## begin Selected extract

# culturebloom uk



## as_cute_as_pie (Mar 1, 2006)

just been to mac (ahh did not like the MA's there lol) anyway was paying and they had a culturebloom poster at the counter with release date march 4th then walked round the side of the counter and there it was  
	

	
	
		
		

		
			





 but i can honestly say there is nothing i want 
	

	
	
		
		

		
		
	


	




 was considering iris print but its a bit too 'chunky glitter' i think well thats it really


----------



## cloverette (Mar 1, 2006)

today, at a MAC counter, i wanted to confirm that it's coming out tomorrow, and the MA said yes...


----------



## Turbokittykat (Mar 1, 2006)

It's out tomorrow at my local counter


----------



## squirrel-paws (Mar 1, 2006)

I'm so excited - I already bought overgrown and botanical from ebay, but wanted to see the rest in the flesh!  Dangerous stuff - I think I will be buying nearly everything


----------



## blueglitter (Mar 2, 2006)

i cant get to my counter till saturday, bring on saturday!!!


----------



## cloverette (Mar 2, 2006)

i'm going in 1/2 or 1 hour. can't wait


----------



## poddygirl (Mar 2, 2006)

Got a few things from this collection today but it didn't wow me in person like I thought it would, don't know why. Even so I ended up with Blossoming blushcream, Iris Print/Botanical/Love Bud e/s and Poppyhop l/s.  Also went to Boots and got the UD Honey shadow - it is as wonderful as people have said 
	

	
	
		
		

		
		
	


	




 The Deluxe cases are cool as well ...


----------



## Sarah (Mar 2, 2006)

I dont think this collection is going to wow me too much either, I think its the one im least excited about this year


----------



## Hikaru-chan (Mar 2, 2006)

Well I went to my counter today to get my Culturebloom stuff and they haven't had it in yet.
I was actually told it's been delayed by a week and it will be out on the Thursday the 8th of March (the 8th of March is a Wednesday).
Now I'm gonna have to call up every day to see when it's out cause obviously there is some confusion over the release date of this collection.


----------

## end Selected extract
## begin Recorded data

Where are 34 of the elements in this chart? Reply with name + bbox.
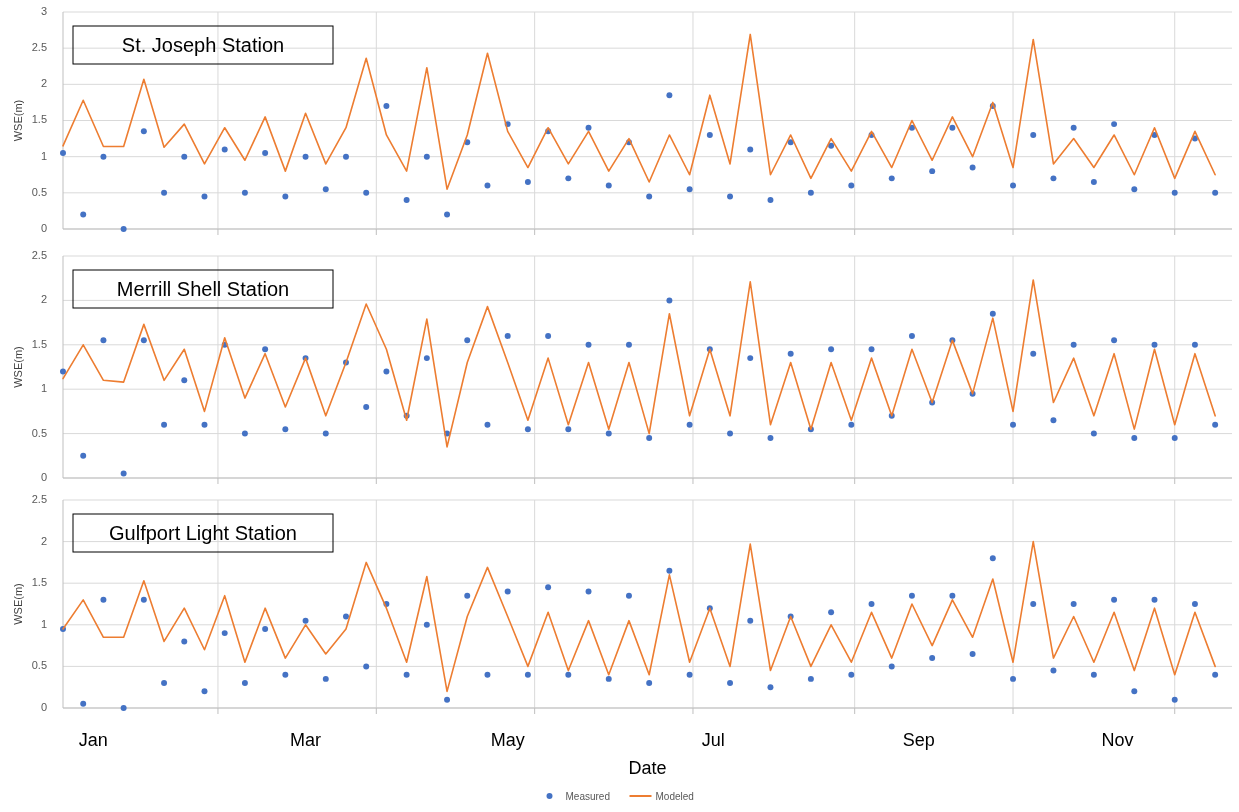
y-tick-label: 1.5 [31, 113, 47, 126]
x-tick-label: Jan [78, 730, 108, 750]
y-tick-label: 0 [40, 470, 47, 483]
x-tick-label: Jul [701, 730, 725, 750]
y-tick-label: 2.5 [31, 492, 47, 505]
y-tick-label: 0 [40, 700, 47, 713]
text: Gulfport Light Station [109, 522, 297, 544]
y-axis-title: WSE(m) [12, 583, 24, 625]
y-tick-label: 1 [40, 382, 47, 395]
legend-label: Modeled [655, 791, 694, 802]
x-tick-label: May [490, 730, 525, 750]
y-tick-label: 0.5 [31, 426, 47, 439]
y-tick-label: 2.5 [31, 41, 47, 54]
text: St. Joseph Station [121, 34, 285, 56]
y-axis-title: WSE(m) [12, 346, 24, 388]
x-axis-title: Date [628, 758, 667, 778]
x-tick-label: Sep [902, 730, 935, 750]
y-tick-label: 1.5 [31, 576, 47, 589]
y-axis-title: WSE(m) [12, 99, 24, 142]
y-tick-label: 0 [40, 221, 47, 234]
y-tick-label: 1 [40, 149, 47, 162]
text: Merrill Shell Station [116, 278, 290, 300]
y-tick-label: 2 [40, 534, 47, 547]
y-tick-label: 3 [40, 4, 47, 17]
y-tick-label: 0.5 [31, 185, 47, 198]
y-tick-label: 2 [40, 77, 47, 90]
y-tick-label: 0.5 [31, 659, 47, 672]
legend-label: Measured [565, 791, 610, 802]
x-tick-label: Nov [1101, 730, 1134, 750]
x-tick-label: Mar [290, 730, 322, 750]
y-tick-label: 1.5 [31, 337, 47, 350]
y-tick-label: 2.5 [31, 248, 47, 261]
y-tick-label: 1 [40, 617, 47, 630]
y-tick-label: 2 [40, 293, 47, 306]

## end Recorded data

Problem set:
#1 Answer these from the Culturebloom thread.
(a) What release date was on the poster at the counter?
(b) Which lipstick did poddygirl end up with?
(c) Which two products had squirrel-paws already bought from ebay?
#2 Decide whether each statement agrees with the Culturebloom thread. Answer yes or no, and quote the words that settle it.
(a) as_cute_as_pie bought iris print.
(b) Hikaru-chan was told the collection had been delayed by a week.
(c) blueglitter can get to the counter on Thursday.
#3 Return the passage of the Culturebloom thread word for word, starting with "I dont think" and going on through "had it in yet.".
The items can be set aside; they are not needed here.

Answers to the exercises:
#1
(a) March 4th.
(b) Poppyhop.
(c) Overgrown and botanical.

#2
(a) No: "was considering iris print but its a bit too 'chunky glitter' i think"
(b) Yes: "I was actually told it's been delayed by a week"
(c) No: "i cant get to my counter till saturday"

#3
I dont think this collection is going to wow me too much either, I think its the one im least excited about this year


----------



## Hikaru-chan (Mar 2, 2006)

Well I went to my counter today to get my Culturebloom stuff and they haven't had it in yet.